**Given task**
Restate each line word for word. Leave out every picture.
___ Items
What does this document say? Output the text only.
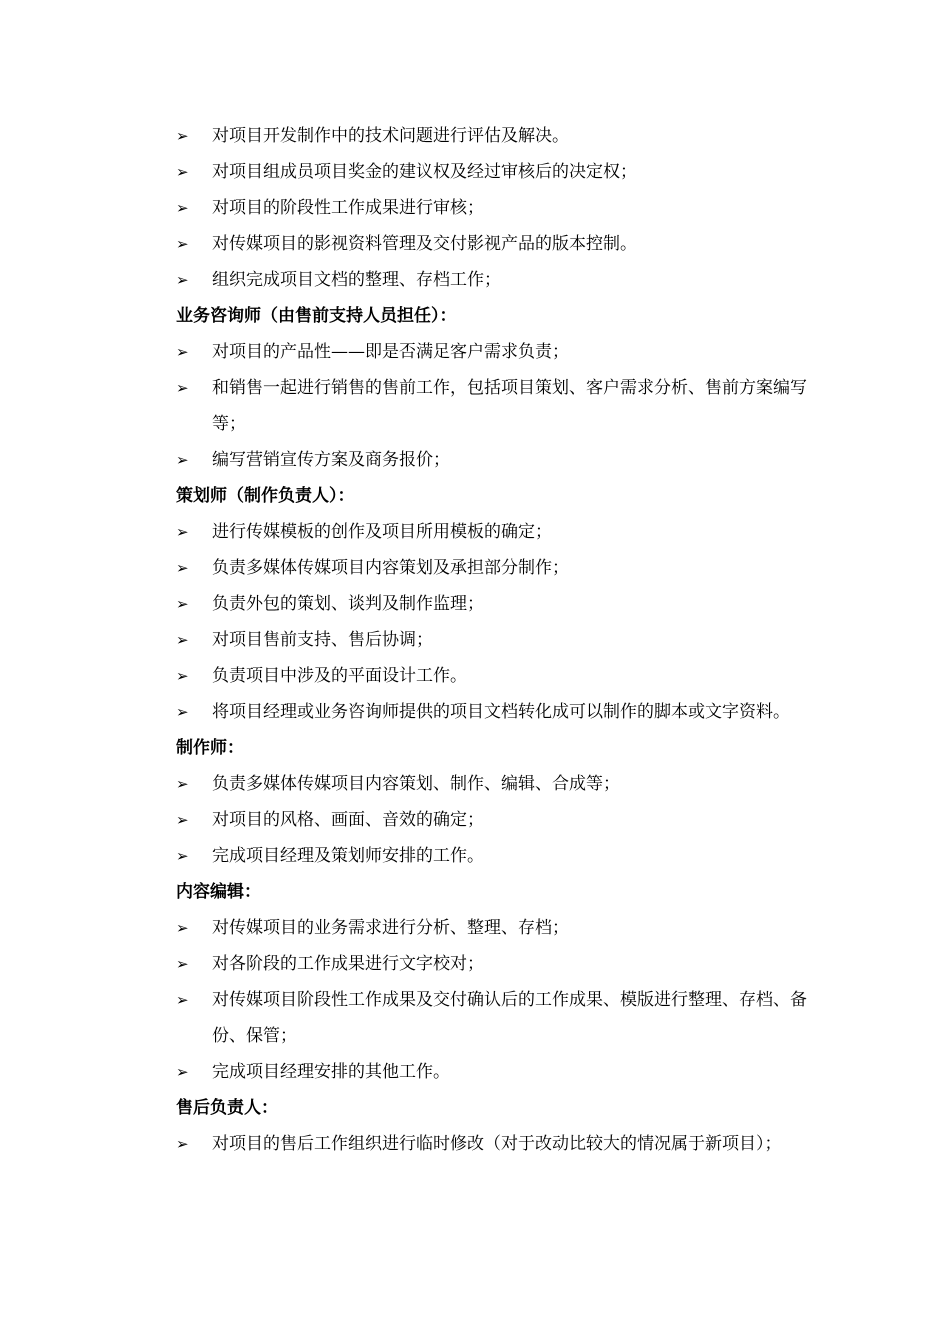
➢ 对项目开发制作中的技术问题进行评估及解决。
➢ 对项目组成员项目奖金的建议权及经过审核后的决定权；
➢ 对项目的阶段性工作成果进行审核；
➢ 对传媒项目的影视资料管理及交付影视产品的版本控制。
➢ 组织完成项目文档的整理、存档工作；
业务咨询师（由售前支持人员担任）：
➢ 对项目的产品性——即是否满足客户需求负责；
➢ 和销售一起进行销售的售前工作，包括项目策划、客户需求分析、售前方案编写等；
➢ 编写营销宣传方案及商务报价；
策划师（制作负责人）：
➢ 进行传媒模板的创作及项目所用模板的确定；
➢ 负责多媒体传媒项目内容策划及承担部分制作；
➢ 负责外包的策划、谈判及制作监理；
➢ 对项目售前支持、售后协调；
➢ 负责项目中涉及的平面设计工作。
➢ 将项目经理或业务咨询师提供的项目文档转化成可以制作的脚本或文字资料。
制作师：
➢ 负责多媒体传媒项目内容策划、制作、编辑、合成等；
➢ 对项目的风格、画面、音效的确定；
➢ 完成项目经理及策划师安排的工作。
内容编辑：
➢ 对传媒项目的业务需求进行分析、整理、存档；
➢ 对各阶段的工作成果进行文字校对；
➢ 对传媒项目阶段性工作成果及交付确认后的工作成果、模版进行整理、存档、备份、保管；
➢ 完成项目经理安排的其他工作。
售后负责人：
➢ 对项目的售后工作组织进行临时修改（对于改动比较大的情况属于新项目）；
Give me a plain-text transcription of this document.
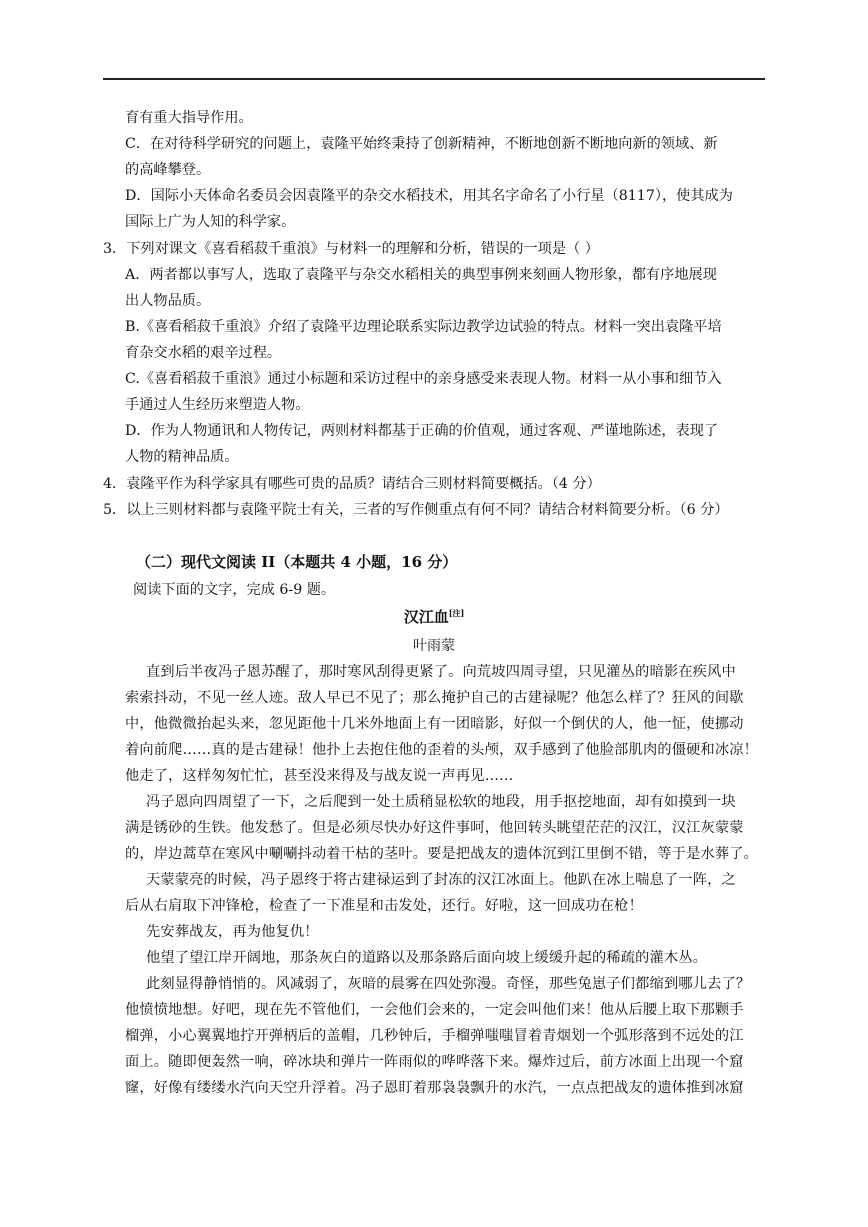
育有重大指导作用。
C．在对待科学研究的问题上，袁隆平始终秉持了创新精神，不断地创新不断地向新的领域、新
的高峰攀登。
D．国际小天体命名委员会因袁隆平的杂交水稻技术，用其名字命名了小行星（8117），使其成为
国际上广为人知的科学家。
3．下列对课文《喜看稻菽千重浪》与材料一的理解和分析，错误的一项是（ ）
A．两者都以事写人，选取了袁隆平与杂交水稻相关的典型事例来刻画人物形象，都有序地展现
出人物品质。
B.《喜看稻菽千重浪》介绍了袁隆平边理论联系实际边教学边试验的特点。材料一突出袁隆平培
育杂交水稻的艰辛过程。
C.《喜看稻菽千重浪》通过小标题和采访过程中的亲身感受来表现人物。材料一从小事和细节入
手通过人生经历来塑造人物。
D．作为人物通讯和人物传记，两则材料都基于正确的价值观，通过客观、严谨地陈述，表现了
人物的精神品质。
4．袁隆平作为科学家具有哪些可贵的品质？请结合三则材料简要概括。（4 分）
5．以上三则材料都与袁隆平院士有关，三者的写作侧重点有何不同？请结合材料简要分析。（6 分）
（二）现代文阅读 II（本题共 4 小题，16 分）
阅读下面的文字，完成 6-9 题。
汉江血[注]
叶雨蒙
直到后半夜冯子恩苏醒了，那时寒风刮得更紧了。向荒坡四周寻望，只见灌丛的暗影在疾风中
索索抖动，不见一丝人迹。敌人早已不见了；那么掩护自己的古建禄呢？他怎么样了？狂风的间歇
中，他微微抬起头来，忽见距他十几米外地面上有一团暗影，好似一个倒伏的人，他一怔，使挪动
着向前爬……真的是古建禄！他扑上去抱住他的歪着的头颅，双手感到了他脸部肌肉的僵硬和冰凉！
他走了，这样匆匆忙忙，甚至没来得及与战友说一声再见……
冯子恩向四周望了一下，之后爬到一处土质稍显松软的地段，用手抠挖地面，却有如摸到一块
满是锈砂的生铁。他发愁了。但是必须尽快办好这件事呵，他回转头眺望茫茫的汉江，汉江灰蒙蒙
的，岸边蒿草在寒风中唰唰抖动着干枯的茎叶。要是把战友的遗体沉到江里倒不错，等于是水葬了。
天蒙蒙亮的时候，冯子恩终于将古建禄运到了封冻的汉江冰面上。他趴在冰上喘息了一阵，之
后从右肩取下冲锋枪，检查了一下准星和击发处，还行。好啦，这一回成功在枪！
先安葬战友，再为他复仇！
他望了望江岸开阔地，那条灰白的道路以及那条路后面向坡上缓缓升起的稀疏的灌木丛。
此刻显得静悄悄的。风减弱了，灰暗的晨雾在四处弥漫。奇怪，那些兔崽子们都缩到哪儿去了？
他愤愤地想。好吧，现在先不管他们，一会他们会来的，一定会叫他们来！他从后腰上取下那颗手
榴弹，小心翼翼地拧开弹柄后的盖帽，几秒钟后，手榴弹嗤嗤冒着青烟划一个弧形落到不远处的江
面上。随即便轰然一响，碎冰块和弹片一阵雨似的哗哗落下来。爆炸过后，前方冰面上出现一个窟
窿，好像有缕缕水汽向天空升浮着。冯子恩盯着那袅袅飘升的水汽，一点点把战友的遗体推到冰窟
______
**Complete response**
What does this document say? Output the text only.
➢ 对项目开发制作中的技术问题进行评估及解决。
➢ 对项目组成员项目奖金的建议权及经过审核后的决定权；
➢ 对项目的阶段性工作成果进行审核；
➢ 对传媒项目的影视资料管理及交付影视产品的版本控制。
➢ 组织完成项目文档的整理、存档工作；
业务咨询师（由售前支持人员担任）：
➢ 对项目的产品性——即是否满足客户需求负责；
➢ 和销售一起进行销售的售前工作，包括项目策划、客户需求分析、售前方案编写等；
➢ 编写营销宣传方案及商务报价；
策划师（制作负责人）：
➢ 进行传媒模板的创作及项目所用模板的确定；
➢ 负责多媒体传媒项目内容策划及承担部分制作；
➢ 负责外包的策划、谈判及制作监理；
➢ 对项目售前支持、售后协调；
➢ 负责项目中涉及的平面设计工作。
➢ 将项目经理或业务咨询师提供的项目文档转化成可以制作的脚本或文字资料。
制作师：
➢ 负责多媒体传媒项目内容策划、制作、编辑、合成等；
➢ 对项目的风格、画面、音效的确定；
➢ 完成项目经理及策划师安排的工作。
内容编辑：
➢ 对传媒项目的业务需求进行分析、整理、存档；
➢ 对各阶段的工作成果进行文字校对；
➢ 对传媒项目阶段性工作成果及交付确认后的工作成果、模版进行整理、存档、备份、保管；
➢ 完成项目经理安排的其他工作。
售后负责人：
➢ 对项目的售后工作组织进行临时修改（对于改动比较大的情况属于新项目）；
Give me a plain-text transcription of this document.
育有重大指导作用。
C．在对待科学研究的问题上，袁隆平始终秉持了创新精神，不断地创新不断地向新的领域、新
的高峰攀登。
D．国际小天体命名委员会因袁隆平的杂交水稻技术，用其名字命名了小行星（8117），使其成为
国际上广为人知的科学家。
3．下列对课文《喜看稻菽千重浪》与材料一的理解和分析，错误的一项是（ ）
A．两者都以事写人，选取了袁隆平与杂交水稻相关的典型事例来刻画人物形象，都有序地展现
出人物品质。
B.《喜看稻菽千重浪》介绍了袁隆平边理论联系实际边教学边试验的特点。材料一突出袁隆平培
育杂交水稻的艰辛过程。
C.《喜看稻菽千重浪》通过小标题和采访过程中的亲身感受来表现人物。材料一从小事和细节入
手通过人生经历来塑造人物。
D．作为人物通讯和人物传记，两则材料都基于正确的价值观，通过客观、严谨地陈述，表现了
人物的精神品质。
4．袁隆平作为科学家具有哪些可贵的品质？请结合三则材料简要概括。（4 分）
5．以上三则材料都与袁隆平院士有关，三者的写作侧重点有何不同？请结合材料简要分析。（6 分）
（二）现代文阅读 II（本题共 4 小题，16 分）
阅读下面的文字，完成 6-9 题。
汉江血[注]
叶雨蒙
直到后半夜冯子恩苏醒了，那时寒风刮得更紧了。向荒坡四周寻望，只见灌丛的暗影在疾风中
索索抖动，不见一丝人迹。敌人早已不见了；那么掩护自己的古建禄呢？他怎么样了？狂风的间歇
中，他微微抬起头来，忽见距他十几米外地面上有一团暗影，好似一个倒伏的人，他一怔，使挪动
着向前爬……真的是古建禄！他扑上去抱住他的歪着的头颅，双手感到了他脸部肌肉的僵硬和冰凉！
他走了，这样匆匆忙忙，甚至没来得及与战友说一声再见……
冯子恩向四周望了一下，之后爬到一处土质稍显松软的地段，用手抠挖地面，却有如摸到一块
满是锈砂的生铁。他发愁了。但是必须尽快办好这件事呵，他回转头眺望茫茫的汉江，汉江灰蒙蒙
的，岸边蒿草在寒风中唰唰抖动着干枯的茎叶。要是把战友的遗体沉到江里倒不错，等于是水葬了。
天蒙蒙亮的时候，冯子恩终于将古建禄运到了封冻的汉江冰面上。他趴在冰上喘息了一阵，之
后从右肩取下冲锋枪，检查了一下准星和击发处，还行。好啦，这一回成功在枪！
先安葬战友，再为他复仇！
他望了望江岸开阔地，那条灰白的道路以及那条路后面向坡上缓缓升起的稀疏的灌木丛。
此刻显得静悄悄的。风减弱了，灰暗的晨雾在四处弥漫。奇怪，那些兔崽子们都缩到哪儿去了？
他愤愤地想。好吧，现在先不管他们，一会他们会来的，一定会叫他们来！他从后腰上取下那颗手
榴弹，小心翼翼地拧开弹柄后的盖帽，几秒钟后，手榴弹嗤嗤冒着青烟划一个弧形落到不远处的江
面上。随即便轰然一响，碎冰块和弹片一阵雨似的哗哗落下来。爆炸过后，前方冰面上出现一个窟
窿，好像有缕缕水汽向天空升浮着。冯子恩盯着那袅袅飘升的水汽，一点点把战友的遗体推到冰窟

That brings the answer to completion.